Show all lines holding the string "Settings".

Saved entries:
══════

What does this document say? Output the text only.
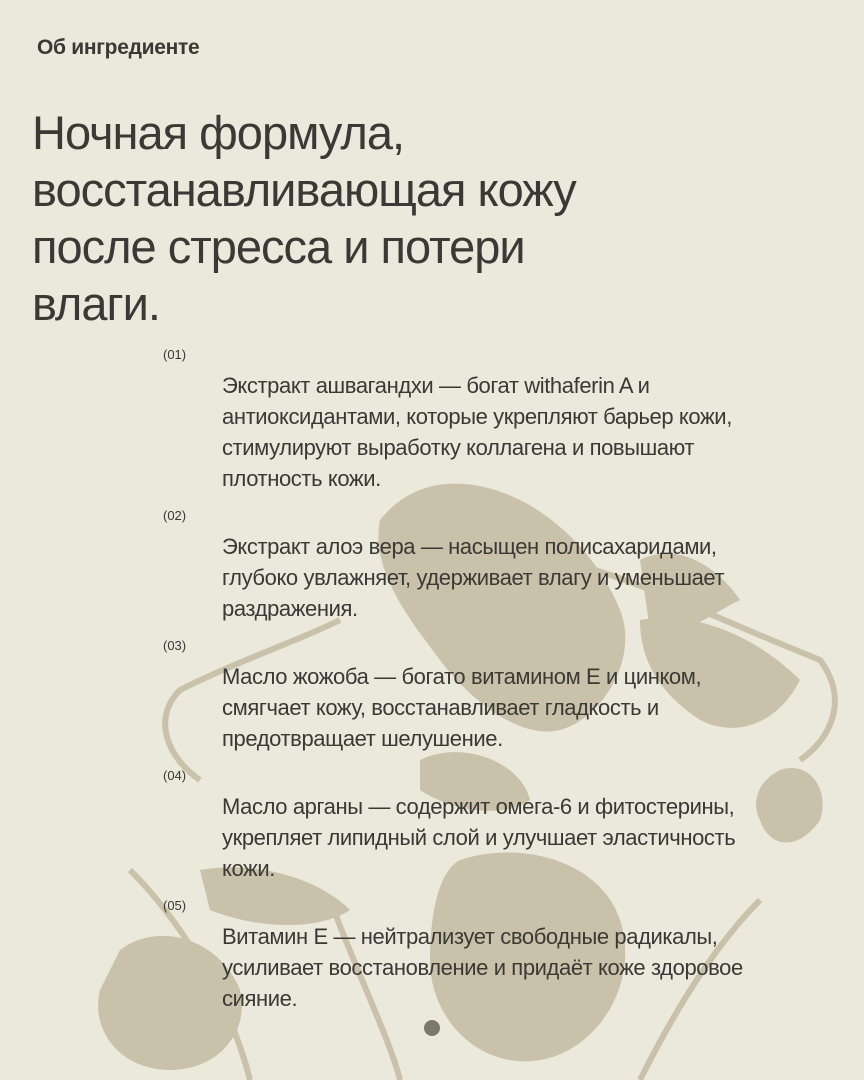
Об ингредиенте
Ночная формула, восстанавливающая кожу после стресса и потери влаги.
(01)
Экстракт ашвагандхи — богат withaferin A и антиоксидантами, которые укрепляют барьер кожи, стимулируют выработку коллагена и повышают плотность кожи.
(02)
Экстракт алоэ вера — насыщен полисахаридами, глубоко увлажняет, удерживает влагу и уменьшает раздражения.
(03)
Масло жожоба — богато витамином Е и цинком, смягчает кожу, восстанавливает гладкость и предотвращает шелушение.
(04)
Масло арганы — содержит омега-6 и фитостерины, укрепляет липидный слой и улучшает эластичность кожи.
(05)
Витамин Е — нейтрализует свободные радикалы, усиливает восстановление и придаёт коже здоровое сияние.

══════

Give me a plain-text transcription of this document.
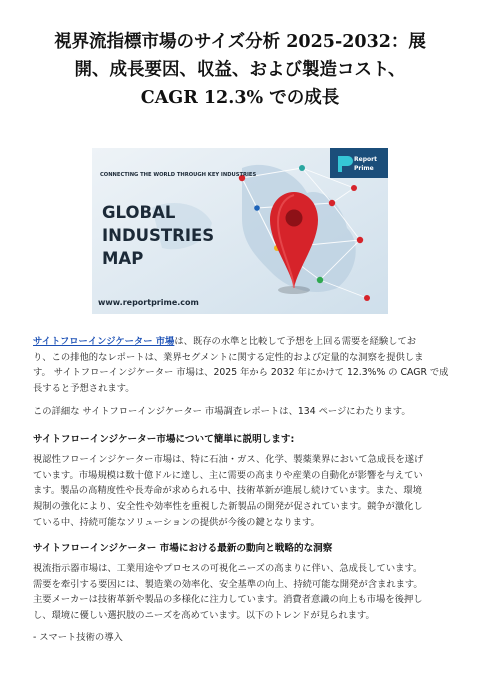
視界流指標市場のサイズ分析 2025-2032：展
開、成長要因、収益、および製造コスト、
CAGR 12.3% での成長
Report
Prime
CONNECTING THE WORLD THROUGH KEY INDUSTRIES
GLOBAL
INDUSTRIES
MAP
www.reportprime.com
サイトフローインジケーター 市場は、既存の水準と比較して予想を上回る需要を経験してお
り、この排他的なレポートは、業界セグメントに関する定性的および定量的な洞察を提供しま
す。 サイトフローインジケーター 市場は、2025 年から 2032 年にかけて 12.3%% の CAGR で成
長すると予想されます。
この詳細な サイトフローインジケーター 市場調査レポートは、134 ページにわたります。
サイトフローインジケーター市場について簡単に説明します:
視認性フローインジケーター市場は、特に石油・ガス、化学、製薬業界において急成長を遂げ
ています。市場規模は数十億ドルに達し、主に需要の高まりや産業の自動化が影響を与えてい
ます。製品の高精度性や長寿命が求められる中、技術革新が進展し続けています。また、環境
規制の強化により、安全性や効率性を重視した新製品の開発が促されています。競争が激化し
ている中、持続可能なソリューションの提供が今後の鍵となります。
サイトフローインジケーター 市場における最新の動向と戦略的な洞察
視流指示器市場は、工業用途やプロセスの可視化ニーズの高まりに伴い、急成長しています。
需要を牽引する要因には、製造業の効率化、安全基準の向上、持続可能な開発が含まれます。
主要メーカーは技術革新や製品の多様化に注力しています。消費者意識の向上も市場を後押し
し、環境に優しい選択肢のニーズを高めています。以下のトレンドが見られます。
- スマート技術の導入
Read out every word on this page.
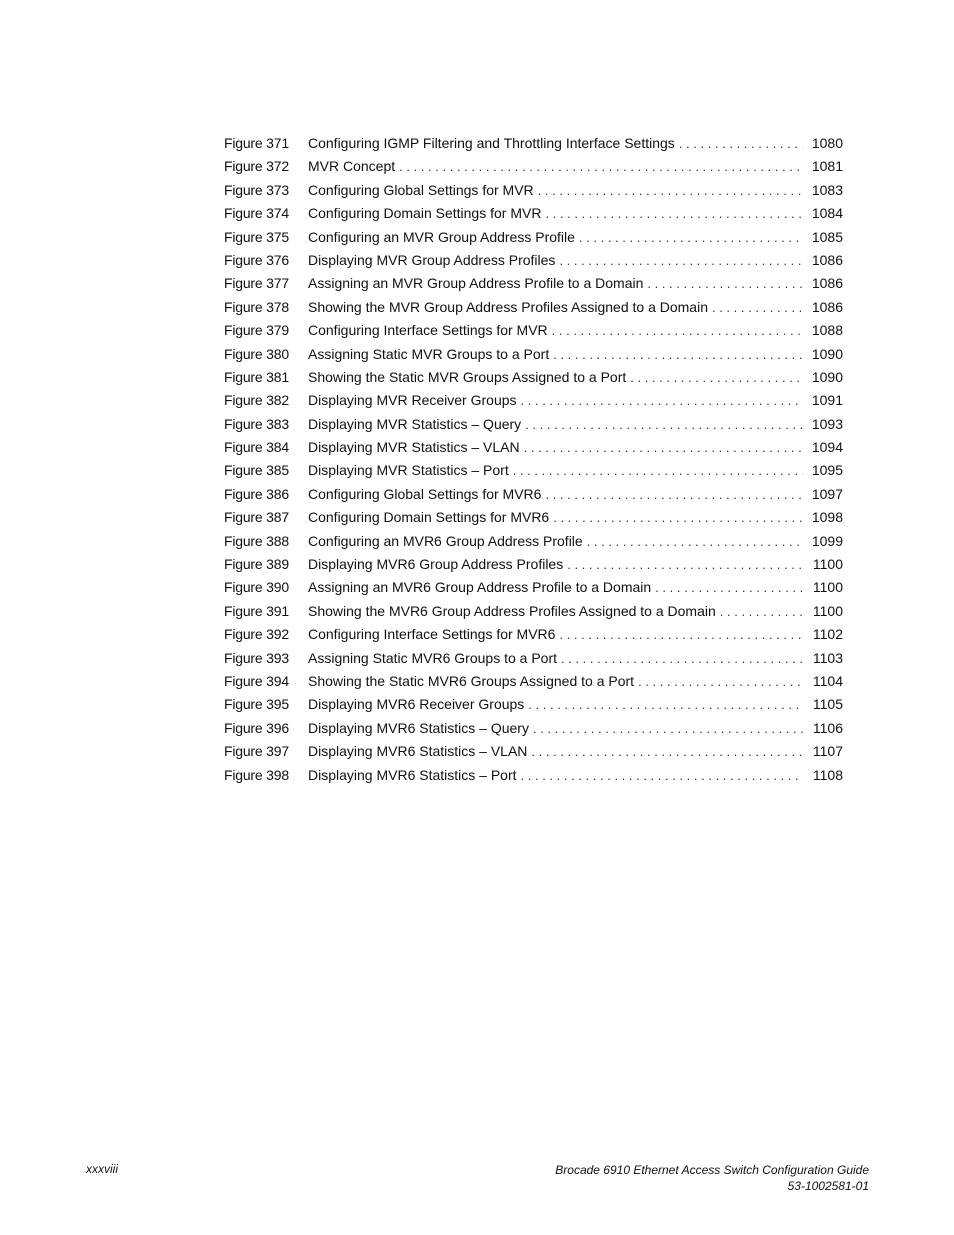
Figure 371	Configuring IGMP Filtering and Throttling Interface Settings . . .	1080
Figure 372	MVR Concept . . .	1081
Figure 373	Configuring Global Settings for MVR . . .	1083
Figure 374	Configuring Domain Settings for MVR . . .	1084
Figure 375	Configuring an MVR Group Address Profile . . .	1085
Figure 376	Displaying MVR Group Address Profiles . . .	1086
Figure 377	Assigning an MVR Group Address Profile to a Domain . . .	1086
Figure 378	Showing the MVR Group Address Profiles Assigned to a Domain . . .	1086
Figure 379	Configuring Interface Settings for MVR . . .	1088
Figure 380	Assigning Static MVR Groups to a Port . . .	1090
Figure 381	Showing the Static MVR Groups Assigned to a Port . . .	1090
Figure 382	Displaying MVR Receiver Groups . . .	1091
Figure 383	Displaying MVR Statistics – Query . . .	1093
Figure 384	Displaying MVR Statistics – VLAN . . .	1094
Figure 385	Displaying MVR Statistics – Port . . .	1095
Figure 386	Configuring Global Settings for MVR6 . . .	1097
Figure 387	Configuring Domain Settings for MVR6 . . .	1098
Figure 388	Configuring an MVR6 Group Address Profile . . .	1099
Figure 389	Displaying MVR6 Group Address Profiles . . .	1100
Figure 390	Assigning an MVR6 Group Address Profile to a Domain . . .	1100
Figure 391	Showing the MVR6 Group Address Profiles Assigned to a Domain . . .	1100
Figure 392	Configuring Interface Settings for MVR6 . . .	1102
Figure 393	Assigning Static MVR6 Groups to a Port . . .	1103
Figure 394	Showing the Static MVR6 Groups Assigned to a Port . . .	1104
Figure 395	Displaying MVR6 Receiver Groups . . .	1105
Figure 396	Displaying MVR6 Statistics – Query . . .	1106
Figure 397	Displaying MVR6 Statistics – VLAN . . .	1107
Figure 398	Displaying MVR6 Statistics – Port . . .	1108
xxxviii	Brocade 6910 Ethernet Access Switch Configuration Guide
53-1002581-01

══════

### [FINAL RESULT]
Figure 371	Configuring IGMP Filtering and Throttling Interface Settings . . .	1080
Figure 373	Configuring Global Settings for MVR . . .	1083
Figure 374	Configuring Domain Settings for MVR . . .	1084
Figure 379	Configuring Interface Settings for MVR . . .	1088
Figure 386	Configuring Global Settings for MVR6 . . .	1097
Figure 387	Configuring Domain Settings for MVR6 . . .	1098
Figure 392	Configuring Interface Settings for MVR6 . . .	1102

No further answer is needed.